_TASK PROMPT_.
Leave out the pictures and repeat every record exactly.

[start of DATA PROVIDED]

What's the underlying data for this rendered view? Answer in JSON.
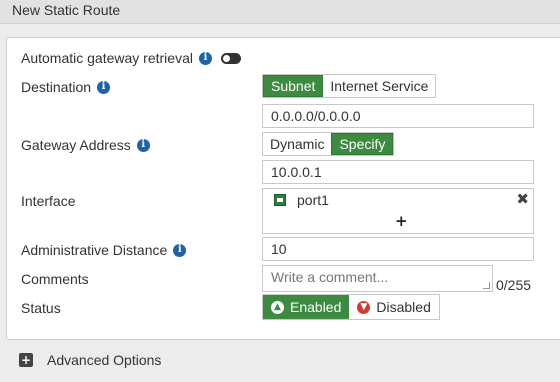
{
  "window": {
    "title": "New Static Route"
  },
  "form": {
    "auto_gateway": {
      "label": "Automatic gateway retrieval",
      "info_icon": "info-icon",
      "toggle_state": "off"
    },
    "destination": {
      "label": "Destination",
      "options": [
        "Subnet",
        "Internet Service"
      ],
      "selected": "Subnet",
      "value": "0.0.0.0/0.0.0.0"
    },
    "gateway": {
      "label": "Gateway Address",
      "options": [
        "Dynamic",
        "Specify"
      ],
      "selected": "Specify",
      "value": "10.0.0.1"
    },
    "interface": {
      "label": "Interface",
      "selected_port": "port1",
      "remove_symbol": "✖",
      "add_symbol": "+"
    },
    "admin_distance": {
      "label": "Administrative Distance",
      "value": "10"
    },
    "comments": {
      "label": "Comments",
      "placeholder": "Write a comment...",
      "counter": "0/255"
    },
    "status": {
      "label": "Status",
      "options": [
        "Enabled",
        "Disabled"
      ],
      "selected": "Enabled"
    }
  },
  "advanced": {
    "label": "Advanced Options",
    "expand_symbol": "+"
  },
  "colors": {
    "accent_green": "#3c8b41",
    "info_blue": "#1f63a7",
    "danger_red": "#cf3d32"
  }
}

[end of DATA PROVIDED]

_EXERCISE RESULT_.
What's the underlying data for this rendered view? Answer in JSON.
{
  "window": {
    "title": "New Static Route"
  },
  "form": {
    "auto_gateway": {
      "label": "Automatic gateway retrieval",
      "info_icon": "info-icon",
      "toggle_state": "off"
    },
    "destination": {
      "label": "Destination",
      "options": [
        "Subnet",
        "Internet Service"
      ],
      "selected": "Subnet",
      "value": "0.0.0.0/0.0.0.0"
    },
    "gateway": {
      "label": "Gateway Address",
      "options": [
        "Dynamic",
        "Specify"
      ],
      "selected": "Specify",
      "value": "10.0.0.1"
    },
    "interface": {
      "label": "Interface",
      "selected_port": "port1",
      "remove_symbol": "✖",
      "add_symbol": "+"
    },
    "admin_distance": {
      "label": "Administrative Distance",
      "value": "10"
    },
    "comments": {
      "label": "Comments",
      "placeholder": "Write a comment...",
      "counter": "0/255"
    },
    "status": {
      "label": "Status",
      "options": [
        "Enabled",
        "Disabled"
      ],
      "selected": "Enabled"
    }
  },
  "advanced": {
    "label": "Advanced Options",
    "expand_symbol": "+"
  },
  "colors": {
    "accent_green": "#3c8b41",
    "info_blue": "#1f63a7",
    "danger_red": "#cf3d32"
  }
}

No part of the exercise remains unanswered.